▶ **Document segment**
————————

How do you feel about coffeehouses that features multiple roasters?

As a coffee consumer, I’m a big fan of it. From an operational perspective, I know from experience that it makes inventory management a little more challenging. But I think no one would think twice about a brewpub that has beer from multiple micro breweries. In principle, a coffee bar ought to be able to pull off the same thing. Operationally, getting dialed in with a small handful of coffees with even one roaster is a bit of work for a barista. Throwing in the curveball of dialing in multiple coffees, particularly when you’re dealing with single-origin espresso, while it can be fun for a barista, having too big an offering list can be stressful. While some consumers are drawn to variety and novelty, the vast majority wants something that’s simply good above all else. If you’re sacrificing quality for novelty’s sake, then that can be a problem. The person operating a multiple roaster coffee bar has to succeed on quality, has to have a really good sense for what good coffee is, because even the best roasters in our industry have some not-so-awesome things on their offering list.

What are the multi-roaster cafes that are doing a good job?

Barista in Portland. The newly opened Coffeebar here in L.A., they seem promiscuous with the number of roasters they’ve featured already in their first week, and I’ve had some nice shots there. Full disclosure, my wife is the manager there. I don’t think the multiple roaster phenomenon has really taken off yet. It’s definitely something that’s talked about in the industry. Most roasters want to build strong relationships with their accounts. The margins in coffee aren’t that great and you want to know there’s some reciprocal investment in the wholesale roaster-coffee retailer relationship. It makes salespeople who work on the roasting side nervous when clients may need a lot of hand holding to get it right, in the long term may not be loyal as customers. This is part of the maturation process in our industry, but everyone’s going to make this work, and in the end, it’s going to be great for consumers and that’s something everyone needs to be more focused on.

There seems to be a movement away from the Clover toward pourover coffee preparation. How do you feel about that?

I’m very pro pourover. The Clover had its time and place. It helped us establish the concept of brew by the cup and vertical pricing, and an offering list for brewed coffee, but it also overshadowed the coffee. People were focused on the price of the machine. People were more wowed by getting a Clover coffee than anything to do with the beans that were used to make it. With pourover, we’re demonstrating that this is a method that you can make coffee at home. You don’t need to spend $10,000 on a machine to get a good cup of coffee. That makes baristas a little uncomfortable, and I think many of my colleagues want to portray the pourover method as being so fussy that it takes a masters degree in physics and chemistry to pull off, but I think pourover represents a really good bridge between the best stuff that’s happening inside the coffee industry and the consumer being able to experience a great cup in their own home.

What’s your preferred brewing method when you’re at home?

Lately it’s been the Hario V60. Especially when I’m on the road. I’ve been an Eva Solo fan for years. It delivers a great cup. I can scale it to however much coffee I want to brew, but the V60 lets me be a little fussier. But it also delivers consistently good results when I’m not in the mood to be fussy. And it’s important not to be fussy about coffee brewing all the time.


Joshua Lurie

Joshua Lurie founded FoodGPS in 2005. Read about him here.

Blog Comments

Thanks to this impressive article.

Wait, so what exactly is his job? How does he make money?

A lot of good points and insights into the specialty coffee business, I enjoyed reading this interview!

However, I’d say there was a nascent quality focused coffee / espresso culture in LA before Intelli opened in Silverlake (some better than others, but Urth, Caffe Luxxe, Groundwork at the time was doing good things, there were some small roasters like Coffee Roaster in Studio City, etc). It just exploded after the buzz generated by the one-two punch of Intelli and then Lamill opening shops. Which is a good thing, but I think it’s a shame some earlier places aren’t mentioned often.


One of the most important factors in the coffee business, or any business, is being able to sustain it. You’re absolutely right that the L.A. coffee scene didn’t start from scratch in 2007/08, but companies like Intelligentsia have been able to take the conversation to the mainstream media and generate buzz about coffee in new ways. Companies like Caffe Luxxe remain relevant, and could certainly up their game once they start roasting their own beans. Urth is more of a scene than it is a coffeehouse, and Groundwork has faded. Other people have told me that Coffee Roaster was at the vanguard for years. Thanks for mentioning them.

————————

▶ **Data shown**
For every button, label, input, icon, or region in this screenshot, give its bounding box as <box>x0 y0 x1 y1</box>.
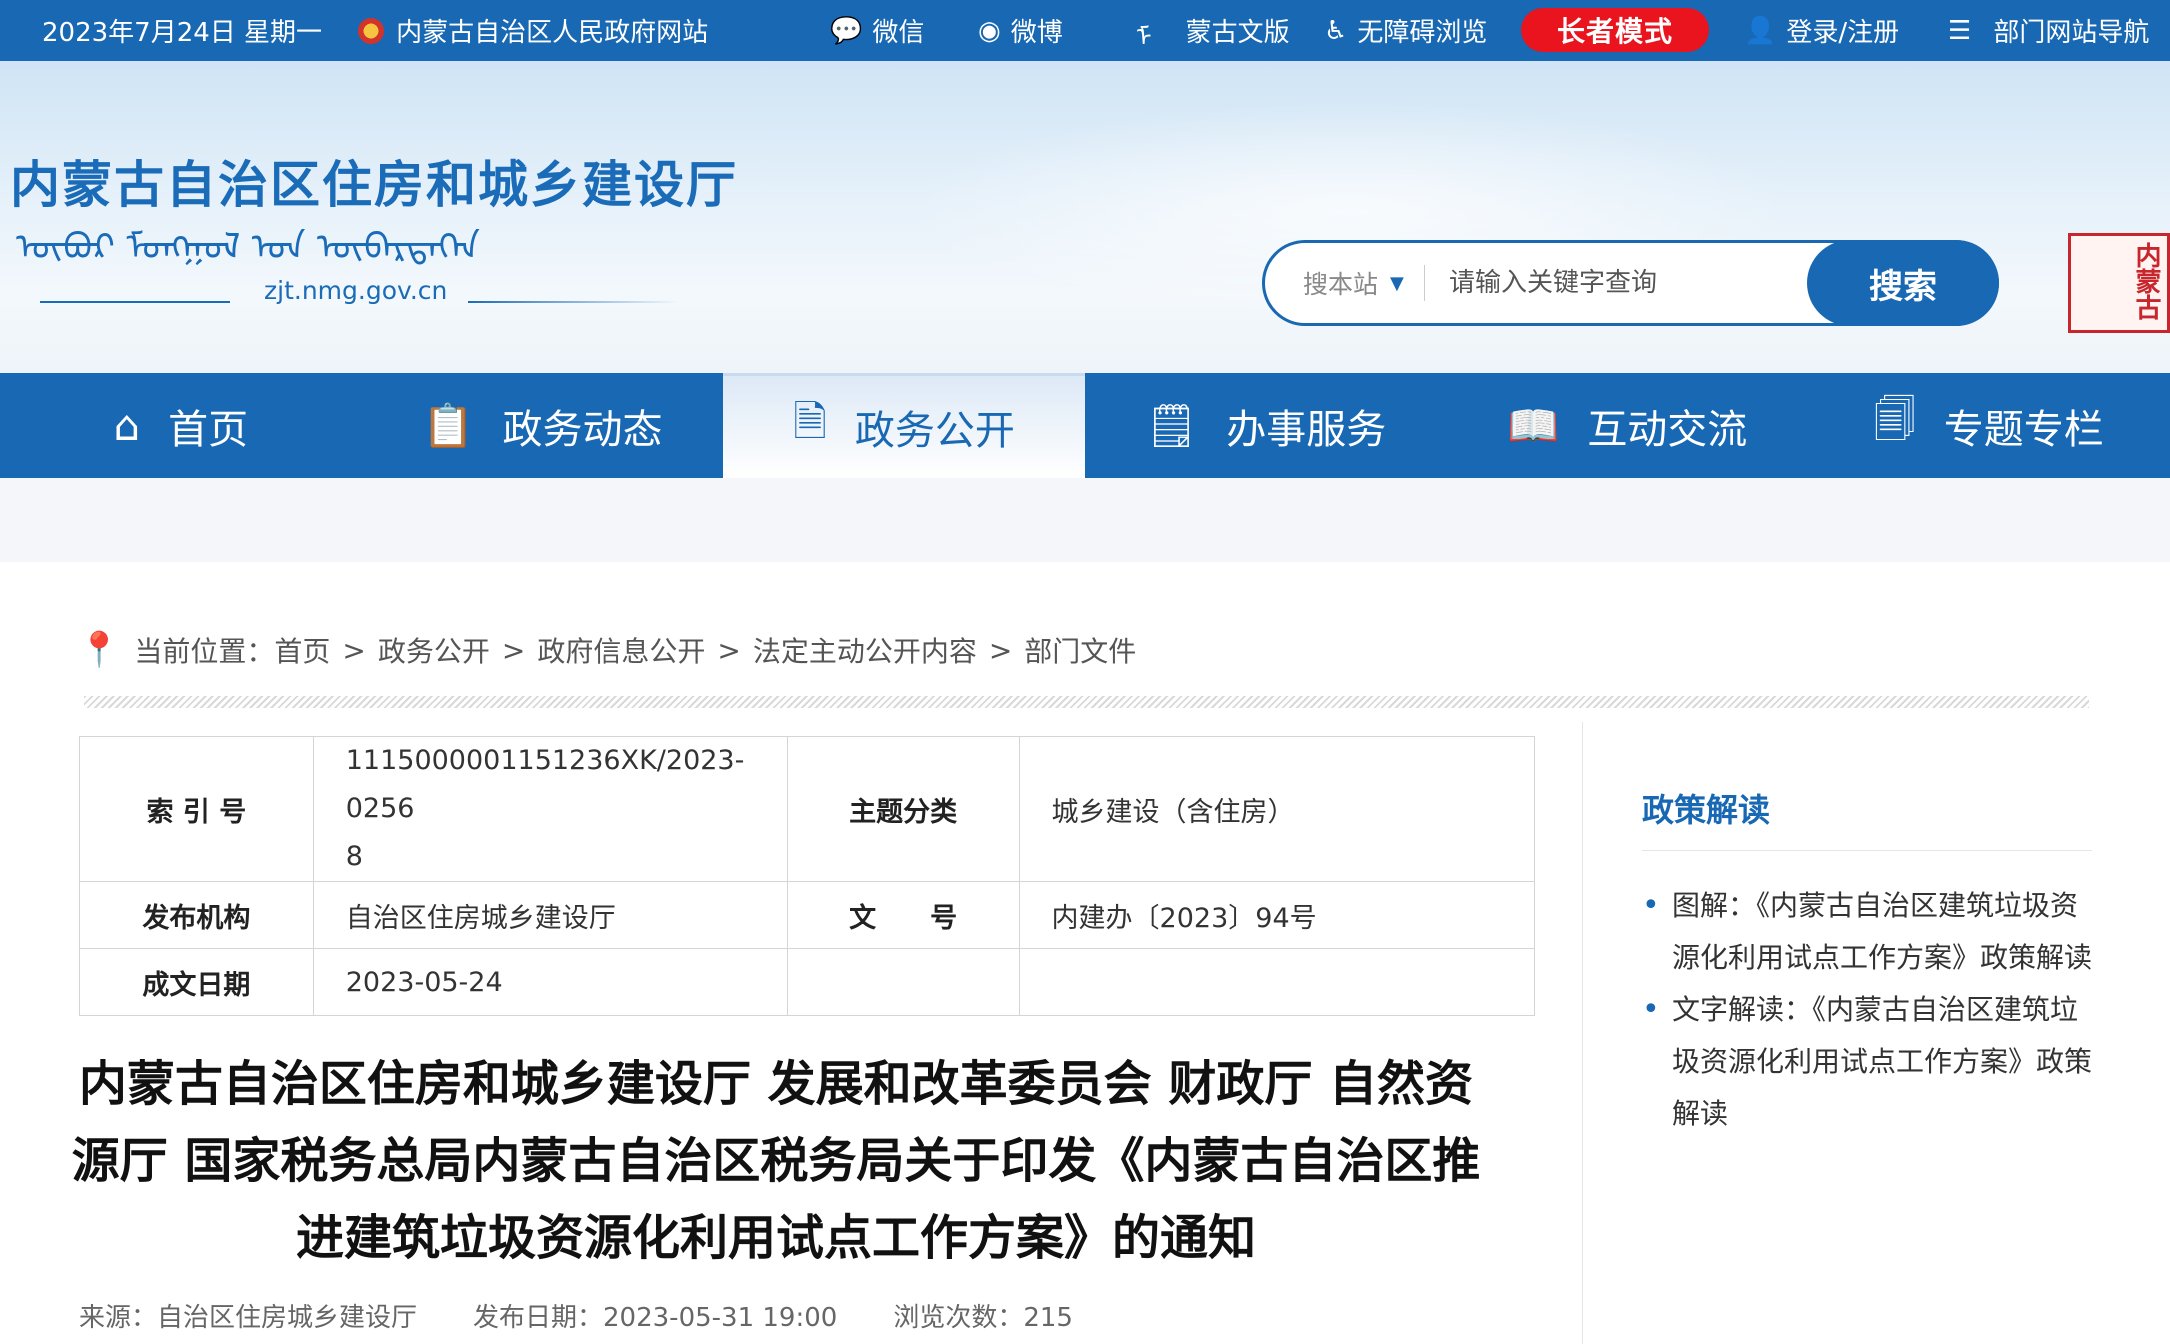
breadcrumb-item[interactable]: 部门文件 <box>1024 630 1136 670</box>
national-emblem-icon <box>358 17 385 44</box>
doc-no-label: 文 号 <box>786 881 1020 949</box>
login-label: 登录/注册 <box>1786 18 1900 48</box>
search-scope-label: 搜本站 <box>1303 270 1379 299</box>
index-no-line: 1115000001151236XK/2023-0256 <box>345 745 745 824</box>
domain-line-left <box>40 301 230 303</box>
accessible-link[interactable]: ♿ 无障碍浏览 <box>1324 0 1487 61</box>
empty-cell <box>786 948 1020 1016</box>
site-title-mongolian: ᠥᠪᠦᠷ ᠮᠣᠩᠭᠣᠯ ᠤᠨ ᠥᠪᠡᠷᠲᠡᠭᠡᠨ <box>16 227 480 268</box>
menu-icon: ☰ <box>1948 15 1972 46</box>
topic-label: 主题分类 <box>786 736 1020 882</box>
weibo-link[interactable]: ◉ 微博 <box>978 0 1063 61</box>
topic-value: 城乡建设（含住房） <box>1018 736 1536 882</box>
nav-item-label: 办事服务 <box>1226 406 1387 453</box>
breadcrumb-item[interactable]: 政府信息公开 <box>537 630 705 670</box>
article-meta: 来源：自治区住房城乡建设厅 发布日期：2023-05-31 19:00 浏览次数… <box>79 1297 1073 1334</box>
site-domain: zjt.nmg.gov.cn <box>264 276 448 305</box>
wheelchair-icon: ♿ <box>1324 15 1348 46</box>
hatch-divider <box>84 696 2089 708</box>
chevron-down-icon: ▼ <box>1390 272 1404 294</box>
nav-item-label: 专题专栏 <box>1943 406 2104 453</box>
sidebar-title-underline <box>1642 850 2092 851</box>
main-nav: ⌂ 首页 📋 政务动态 🗎 政务公开 🗒 办事服务 📖 互动交流 🗐 专题专栏 <box>0 373 2170 478</box>
mongol-version-link[interactable]: ᠮ 蒙古文版 <box>1136 0 1290 61</box>
date-value: 2023-05-24 <box>312 948 788 1016</box>
top-bar: 2023年7月24日 星期一 内蒙古自治区人民政府网站 💬 微信 ◉ 微博 ᠮ … <box>0 0 2170 61</box>
table-row: 索 引 号 1115000001151236XK/2023-0256 8 主题分… <box>79 736 1536 882</box>
dept-nav-label: 部门网站导航 <box>1993 18 2150 48</box>
search-input[interactable] <box>1449 257 1799 309</box>
location-pin-icon: 📍 <box>78 630 121 670</box>
table-row: 成文日期 2023-05-24 <box>79 948 1536 1016</box>
accessible-label: 无障碍浏览 <box>1357 18 1488 48</box>
sidebar-title: 政策解读 <box>1642 791 1771 829</box>
search-button[interactable]: 搜索 <box>1807 240 1999 326</box>
article-source: 来源：自治区住房城乡建设厅 <box>79 1303 418 1333</box>
breadcrumb-item[interactable]: 首页 <box>274 630 330 670</box>
search-box: 搜本站 ▼ 搜索 <box>1262 240 1999 326</box>
doc-no-value: 内建办〔2023〕94号 <box>1018 881 1536 949</box>
mongol-version-label: 蒙古文版 <box>1185 18 1290 48</box>
nav-item-interaction[interactable]: 📖 互动交流 <box>1446 373 1808 478</box>
publisher-label: 发布机构 <box>79 881 314 949</box>
nav-item-label: 互动交流 <box>1587 406 1748 453</box>
top-bar-left: 2023年7月24日 星期一 内蒙古自治区人民政府网站 <box>42 0 708 61</box>
table-row: 发布机构 自治区住房城乡建设厅 文 号 内建办〔2023〕94号 <box>79 881 1536 949</box>
breadcrumb-separator: > <box>988 633 1013 667</box>
breadcrumb-item[interactable]: 政务公开 <box>378 630 490 670</box>
dept-nav-link[interactable]: ☰ 部门网站导航 <box>1948 0 2149 61</box>
breadcrumb-separator: > <box>342 633 366 667</box>
topics-icon: 🗐 <box>1873 395 1916 444</box>
gov-site-link[interactable]: 内蒙古自治区人民政府网站 <box>396 12 708 49</box>
publisher-value: 自治区住房城乡建设厅 <box>312 881 788 949</box>
mongolia-seal-logo: 内蒙古 <box>2068 233 2170 333</box>
login-link[interactable]: 👤 登录/注册 <box>1744 0 1899 61</box>
wechat-icon: 💬 <box>830 15 863 46</box>
weibo-icon: ◉ <box>978 15 1001 46</box>
document-meta-table: 索 引 号 1115000001151236XK/2023-0256 8 主题分… <box>79 736 1536 1016</box>
domain-line-right <box>468 301 678 303</box>
breadcrumb-item[interactable]: 法定主动公开内容 <box>753 630 977 670</box>
article-title: 内蒙古自治区住房和城乡建设厅 发展和改革委员会 财政厅 自然资源厅 国家税务总局… <box>71 1056 1481 1266</box>
content-panel: 📍 当前位置： 首页 > 政务公开 > 政府信息公开 > 法定主动公开内容 > … <box>0 562 2170 1344</box>
nav-item-label: 政务公开 <box>854 408 1015 454</box>
current-date: 2023年7月24日 星期一 <box>42 18 323 48</box>
service-icon: 🗒 <box>1144 400 1199 450</box>
nav-item-topics[interactable]: 🗐 专题专栏 <box>1808 373 2170 478</box>
nav-item-services[interactable]: 🗒 办事服务 <box>1085 373 1447 478</box>
index-no-value: 1115000001151236XK/2023-0256 8 <box>312 736 788 882</box>
nav-item-label: 首页 <box>168 406 249 453</box>
search-scope-select[interactable]: 搜本站 ▼ <box>1303 243 1404 323</box>
index-no-label: 索 引 号 <box>79 736 314 882</box>
nav-item-home[interactable]: ⌂ 首页 <box>0 373 362 478</box>
list-item[interactable]: 文字解读：《内蒙古自治区建筑垃圾资源化利用试点工作方案》政策解读 <box>1642 984 2097 1140</box>
nav-item-gov-news[interactable]: 📋 政务动态 <box>362 373 724 478</box>
policy-interpretation-list: 图解：《内蒙古自治区建筑垃圾资源化利用试点工作方案》政策解读 文字解读：《内蒙古… <box>1642 880 2097 1140</box>
breadcrumb-separator: > <box>501 633 526 667</box>
empty-cell <box>1018 948 1536 1016</box>
elder-mode-button[interactable]: 长者模式 <box>1521 8 1709 52</box>
article-views: 浏览次数：215 <box>893 1303 1073 1333</box>
document-icon: 🗎 <box>793 396 827 446</box>
search-divider <box>1424 265 1425 301</box>
wechat-label: 微信 <box>872 18 925 48</box>
mongol-script-icon: ᠮ <box>1136 22 1152 53</box>
wechat-link[interactable]: 💬 微信 <box>830 0 924 61</box>
user-icon: 👤 <box>1744 15 1777 46</box>
article-publish-date: 发布日期：2023-05-31 19:00 <box>473 1303 838 1333</box>
weibo-label: 微博 <box>1010 18 1063 48</box>
nav-item-label: 政务动态 <box>502 406 663 453</box>
index-no-line: 8 <box>345 841 363 872</box>
date-label: 成文日期 <box>79 948 314 1016</box>
list-item[interactable]: 图解：《内蒙古自治区建筑垃圾资源化利用试点工作方案》政策解读 <box>1642 880 2097 984</box>
sidebar-divider <box>1582 722 1583 1344</box>
breadcrumb-prefix: 当前位置： <box>134 635 275 668</box>
home-icon: ⌂ <box>113 401 141 450</box>
breadcrumb-separator: > <box>717 633 741 667</box>
site-header: 内蒙古自治区住房和城乡建设厅 ᠥᠪᠦᠷ ᠮᠣᠩᠭᠣᠯ ᠤᠨ ᠥᠪᠡᠷᠲᠡᠭᠡᠨ … <box>0 61 2170 373</box>
breadcrumb: 📍 当前位置： 首页 > 政务公开 > 政府信息公开 > 法定主动公开内容 > … <box>78 630 1136 670</box>
nav-item-gov-open[interactable]: 🗎 政务公开 <box>723 373 1085 478</box>
book-icon: 📖 <box>1507 400 1560 450</box>
clipboard-icon: 📋 <box>422 400 475 450</box>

————————

▶ **Stated exercise**
Rewrite the paragraph of the coffee interview that begins "I'm very pro pourover" as a short bulleted list that keeps its main points.

▶ **Task output**
- The speaker strongly favors pourover.
- The Clover helped establish brew-by-the-cup, vertical pricing and an offering list for brewed coffee.
- But the Clover overshadowed the coffee: people focused on the machine's price and were more impressed by getting a Clover coffee than by the beans.
- Pourover shows people a method they can use to make coffee at home, with no need for a $10,000 machine.
- This makes baristas a little uncomfortable, and many of them want to portray pourover as extremely fussy.
- The speaker sees pourover as a good bridge between the best work in the coffee industry and consumers enjoying a great cup at home.